= Instructions to follow =
Answer with a number only: how many lines of the data contain "value"?

= Supplied data =
————————
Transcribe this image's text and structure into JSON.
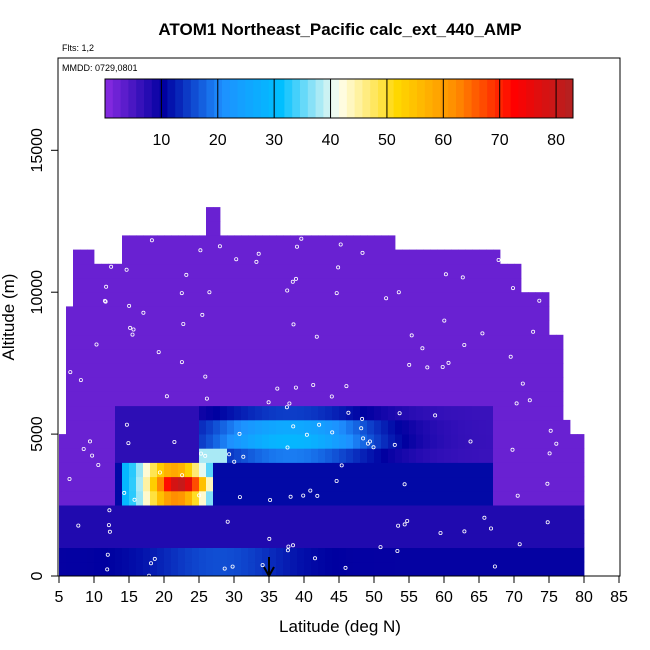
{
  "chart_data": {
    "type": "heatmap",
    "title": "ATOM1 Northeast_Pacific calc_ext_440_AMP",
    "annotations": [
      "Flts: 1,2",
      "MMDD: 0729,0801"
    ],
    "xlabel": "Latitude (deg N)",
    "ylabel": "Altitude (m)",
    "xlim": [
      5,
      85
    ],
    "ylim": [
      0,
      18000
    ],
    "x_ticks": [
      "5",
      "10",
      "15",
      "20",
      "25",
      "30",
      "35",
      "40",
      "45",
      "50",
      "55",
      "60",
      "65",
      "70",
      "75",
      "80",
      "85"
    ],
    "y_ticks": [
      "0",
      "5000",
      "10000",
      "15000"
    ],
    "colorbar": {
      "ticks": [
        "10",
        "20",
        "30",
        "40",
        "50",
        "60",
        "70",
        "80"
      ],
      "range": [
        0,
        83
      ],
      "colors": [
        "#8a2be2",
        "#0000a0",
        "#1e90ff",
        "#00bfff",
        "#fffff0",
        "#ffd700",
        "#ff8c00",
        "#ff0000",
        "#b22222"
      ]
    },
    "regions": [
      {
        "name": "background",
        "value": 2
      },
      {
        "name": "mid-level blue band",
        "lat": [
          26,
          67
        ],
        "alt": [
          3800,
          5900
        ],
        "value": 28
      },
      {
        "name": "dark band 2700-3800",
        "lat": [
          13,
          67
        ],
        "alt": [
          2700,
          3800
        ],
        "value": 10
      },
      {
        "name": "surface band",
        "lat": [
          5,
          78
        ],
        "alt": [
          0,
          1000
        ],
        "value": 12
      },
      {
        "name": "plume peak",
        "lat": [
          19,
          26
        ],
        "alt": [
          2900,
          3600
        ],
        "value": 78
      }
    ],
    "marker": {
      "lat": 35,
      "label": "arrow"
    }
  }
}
————————
= Response for this exercise =
5